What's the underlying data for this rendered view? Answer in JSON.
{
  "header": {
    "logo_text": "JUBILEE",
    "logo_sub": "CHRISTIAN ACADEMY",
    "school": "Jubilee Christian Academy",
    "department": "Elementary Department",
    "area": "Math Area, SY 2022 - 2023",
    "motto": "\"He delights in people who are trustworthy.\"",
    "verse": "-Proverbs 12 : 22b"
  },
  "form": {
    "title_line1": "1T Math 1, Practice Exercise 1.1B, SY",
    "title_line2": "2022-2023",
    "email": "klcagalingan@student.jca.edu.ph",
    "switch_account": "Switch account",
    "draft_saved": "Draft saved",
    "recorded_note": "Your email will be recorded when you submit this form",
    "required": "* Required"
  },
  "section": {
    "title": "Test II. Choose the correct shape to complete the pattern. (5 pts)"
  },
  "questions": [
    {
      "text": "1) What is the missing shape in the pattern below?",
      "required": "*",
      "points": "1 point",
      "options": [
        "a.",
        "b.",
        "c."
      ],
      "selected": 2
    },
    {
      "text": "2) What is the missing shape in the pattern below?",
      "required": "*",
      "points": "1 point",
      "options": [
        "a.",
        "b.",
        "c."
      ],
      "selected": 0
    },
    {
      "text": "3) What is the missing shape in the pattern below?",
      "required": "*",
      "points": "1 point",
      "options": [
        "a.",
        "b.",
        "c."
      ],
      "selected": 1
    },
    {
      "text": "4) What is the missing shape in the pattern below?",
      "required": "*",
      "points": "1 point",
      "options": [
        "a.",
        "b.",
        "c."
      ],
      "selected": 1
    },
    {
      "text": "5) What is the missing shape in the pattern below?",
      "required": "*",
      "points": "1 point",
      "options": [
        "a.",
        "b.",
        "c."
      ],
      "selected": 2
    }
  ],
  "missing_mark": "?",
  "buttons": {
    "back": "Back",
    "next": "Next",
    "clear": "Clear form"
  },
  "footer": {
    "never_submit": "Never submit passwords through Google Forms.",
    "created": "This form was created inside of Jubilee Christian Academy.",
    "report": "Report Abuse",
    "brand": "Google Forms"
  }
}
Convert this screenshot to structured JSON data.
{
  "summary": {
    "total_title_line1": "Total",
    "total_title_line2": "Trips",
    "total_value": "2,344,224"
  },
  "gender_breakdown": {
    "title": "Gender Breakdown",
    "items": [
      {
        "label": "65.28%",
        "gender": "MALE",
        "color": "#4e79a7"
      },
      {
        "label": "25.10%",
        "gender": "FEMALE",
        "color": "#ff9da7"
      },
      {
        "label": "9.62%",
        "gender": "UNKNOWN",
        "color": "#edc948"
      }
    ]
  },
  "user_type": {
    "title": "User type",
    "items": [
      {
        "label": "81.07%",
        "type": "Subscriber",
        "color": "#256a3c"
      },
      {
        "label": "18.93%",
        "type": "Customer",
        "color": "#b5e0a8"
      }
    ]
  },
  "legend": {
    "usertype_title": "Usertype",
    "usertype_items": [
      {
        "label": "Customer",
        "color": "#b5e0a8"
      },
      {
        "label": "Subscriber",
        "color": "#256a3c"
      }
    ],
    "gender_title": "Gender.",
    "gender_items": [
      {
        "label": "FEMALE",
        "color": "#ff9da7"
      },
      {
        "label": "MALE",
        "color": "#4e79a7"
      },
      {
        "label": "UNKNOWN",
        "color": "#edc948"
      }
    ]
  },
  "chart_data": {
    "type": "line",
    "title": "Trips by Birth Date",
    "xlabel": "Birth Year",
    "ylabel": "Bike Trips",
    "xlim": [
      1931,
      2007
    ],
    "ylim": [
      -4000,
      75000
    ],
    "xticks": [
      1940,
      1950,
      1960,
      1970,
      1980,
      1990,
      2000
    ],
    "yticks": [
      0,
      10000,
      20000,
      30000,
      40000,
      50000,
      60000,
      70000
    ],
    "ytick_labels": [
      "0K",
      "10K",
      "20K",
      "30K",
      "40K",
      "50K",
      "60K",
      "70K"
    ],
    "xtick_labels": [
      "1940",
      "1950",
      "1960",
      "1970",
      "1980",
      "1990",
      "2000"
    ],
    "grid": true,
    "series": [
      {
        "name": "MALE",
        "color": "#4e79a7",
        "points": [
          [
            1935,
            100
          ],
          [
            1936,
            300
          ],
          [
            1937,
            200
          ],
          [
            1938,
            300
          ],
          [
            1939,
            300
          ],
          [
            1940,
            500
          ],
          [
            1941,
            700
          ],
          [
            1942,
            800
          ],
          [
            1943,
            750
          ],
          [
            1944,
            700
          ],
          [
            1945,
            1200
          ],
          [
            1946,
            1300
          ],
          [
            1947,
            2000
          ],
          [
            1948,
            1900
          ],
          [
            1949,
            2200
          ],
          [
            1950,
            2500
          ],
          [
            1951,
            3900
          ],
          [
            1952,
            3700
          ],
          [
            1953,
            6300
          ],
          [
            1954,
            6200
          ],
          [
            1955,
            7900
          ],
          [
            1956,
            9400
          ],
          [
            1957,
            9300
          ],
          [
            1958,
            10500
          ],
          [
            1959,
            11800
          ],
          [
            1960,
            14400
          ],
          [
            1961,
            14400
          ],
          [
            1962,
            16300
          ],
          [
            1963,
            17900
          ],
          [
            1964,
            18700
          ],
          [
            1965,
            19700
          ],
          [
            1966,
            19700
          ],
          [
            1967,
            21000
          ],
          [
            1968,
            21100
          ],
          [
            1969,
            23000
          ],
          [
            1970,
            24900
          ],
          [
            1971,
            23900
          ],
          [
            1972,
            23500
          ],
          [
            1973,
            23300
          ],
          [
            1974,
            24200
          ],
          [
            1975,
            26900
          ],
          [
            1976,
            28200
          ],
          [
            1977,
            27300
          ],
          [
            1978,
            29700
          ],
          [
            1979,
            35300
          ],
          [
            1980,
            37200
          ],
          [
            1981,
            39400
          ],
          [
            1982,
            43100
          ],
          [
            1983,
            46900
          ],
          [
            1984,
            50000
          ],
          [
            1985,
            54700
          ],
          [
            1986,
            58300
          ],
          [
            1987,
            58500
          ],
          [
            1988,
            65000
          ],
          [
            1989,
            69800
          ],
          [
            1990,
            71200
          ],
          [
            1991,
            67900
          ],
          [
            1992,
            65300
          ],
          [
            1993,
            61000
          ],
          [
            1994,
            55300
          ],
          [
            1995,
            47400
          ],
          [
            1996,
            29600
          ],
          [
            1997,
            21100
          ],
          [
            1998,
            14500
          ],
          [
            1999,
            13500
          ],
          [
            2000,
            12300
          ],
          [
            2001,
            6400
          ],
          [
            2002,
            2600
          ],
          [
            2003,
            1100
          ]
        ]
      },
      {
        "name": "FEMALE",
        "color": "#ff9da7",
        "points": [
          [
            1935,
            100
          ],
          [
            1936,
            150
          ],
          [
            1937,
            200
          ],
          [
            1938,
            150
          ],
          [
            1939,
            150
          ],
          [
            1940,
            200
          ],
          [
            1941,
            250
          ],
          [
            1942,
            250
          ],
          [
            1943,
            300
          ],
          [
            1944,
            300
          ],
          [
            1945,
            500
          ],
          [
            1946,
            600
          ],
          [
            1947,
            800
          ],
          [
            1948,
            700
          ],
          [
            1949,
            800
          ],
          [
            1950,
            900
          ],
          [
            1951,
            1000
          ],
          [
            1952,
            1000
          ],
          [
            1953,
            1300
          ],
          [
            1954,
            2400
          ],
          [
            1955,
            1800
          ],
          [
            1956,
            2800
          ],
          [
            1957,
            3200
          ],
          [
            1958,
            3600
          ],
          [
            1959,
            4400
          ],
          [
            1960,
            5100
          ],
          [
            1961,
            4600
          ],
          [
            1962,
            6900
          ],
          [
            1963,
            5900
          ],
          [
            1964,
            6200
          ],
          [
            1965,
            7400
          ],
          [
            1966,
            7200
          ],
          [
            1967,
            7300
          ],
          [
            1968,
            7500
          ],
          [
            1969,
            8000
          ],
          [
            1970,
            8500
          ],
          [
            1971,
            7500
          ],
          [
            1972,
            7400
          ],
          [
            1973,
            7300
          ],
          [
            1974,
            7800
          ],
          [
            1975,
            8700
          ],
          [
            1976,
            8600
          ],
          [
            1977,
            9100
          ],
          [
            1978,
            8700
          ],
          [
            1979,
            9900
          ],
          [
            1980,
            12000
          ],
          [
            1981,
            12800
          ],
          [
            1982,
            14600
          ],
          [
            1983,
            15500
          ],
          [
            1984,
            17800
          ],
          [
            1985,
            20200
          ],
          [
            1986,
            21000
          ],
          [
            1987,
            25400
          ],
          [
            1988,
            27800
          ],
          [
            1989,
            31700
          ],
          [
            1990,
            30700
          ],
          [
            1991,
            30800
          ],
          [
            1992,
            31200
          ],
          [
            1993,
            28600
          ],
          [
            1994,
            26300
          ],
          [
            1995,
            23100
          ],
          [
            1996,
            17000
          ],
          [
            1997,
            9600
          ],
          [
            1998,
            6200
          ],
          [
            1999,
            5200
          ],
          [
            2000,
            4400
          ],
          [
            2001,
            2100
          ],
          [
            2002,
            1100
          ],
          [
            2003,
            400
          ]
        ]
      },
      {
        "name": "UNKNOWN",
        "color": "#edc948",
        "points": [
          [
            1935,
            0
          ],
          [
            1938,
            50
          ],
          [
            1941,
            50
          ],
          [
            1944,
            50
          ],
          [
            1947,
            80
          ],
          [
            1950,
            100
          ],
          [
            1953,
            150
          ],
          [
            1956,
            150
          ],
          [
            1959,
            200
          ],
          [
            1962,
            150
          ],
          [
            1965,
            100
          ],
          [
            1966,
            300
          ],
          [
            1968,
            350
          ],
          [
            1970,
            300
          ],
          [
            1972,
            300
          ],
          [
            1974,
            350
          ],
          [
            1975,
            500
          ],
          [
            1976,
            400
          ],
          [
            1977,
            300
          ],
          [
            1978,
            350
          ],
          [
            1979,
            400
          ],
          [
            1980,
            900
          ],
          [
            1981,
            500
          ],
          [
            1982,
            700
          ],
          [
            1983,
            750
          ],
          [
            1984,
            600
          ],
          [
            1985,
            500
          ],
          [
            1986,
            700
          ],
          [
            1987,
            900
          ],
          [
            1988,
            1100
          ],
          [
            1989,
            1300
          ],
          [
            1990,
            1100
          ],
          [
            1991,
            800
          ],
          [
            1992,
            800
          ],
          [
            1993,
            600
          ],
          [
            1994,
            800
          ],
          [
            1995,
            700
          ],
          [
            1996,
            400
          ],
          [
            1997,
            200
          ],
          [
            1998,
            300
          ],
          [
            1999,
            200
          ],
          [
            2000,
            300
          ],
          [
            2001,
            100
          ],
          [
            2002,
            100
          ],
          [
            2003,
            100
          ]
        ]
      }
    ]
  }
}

**Work to be completed:** Copy each line of the listing that holds the word "pattern".

**Output for this task:**
    "title": "Test II. Choose the correct shape to complete the pattern. (5 pts)"
      "text": "1) What is the missing shape in the pattern below?",
      "text": "2) What is the missing shape in the pattern below?",
      "text": "3) What is the missing shape in the pattern below?",
      "text": "4) What is the missing shape in the pattern below?",
      "text": "5) What is the missing shape in the pattern below?",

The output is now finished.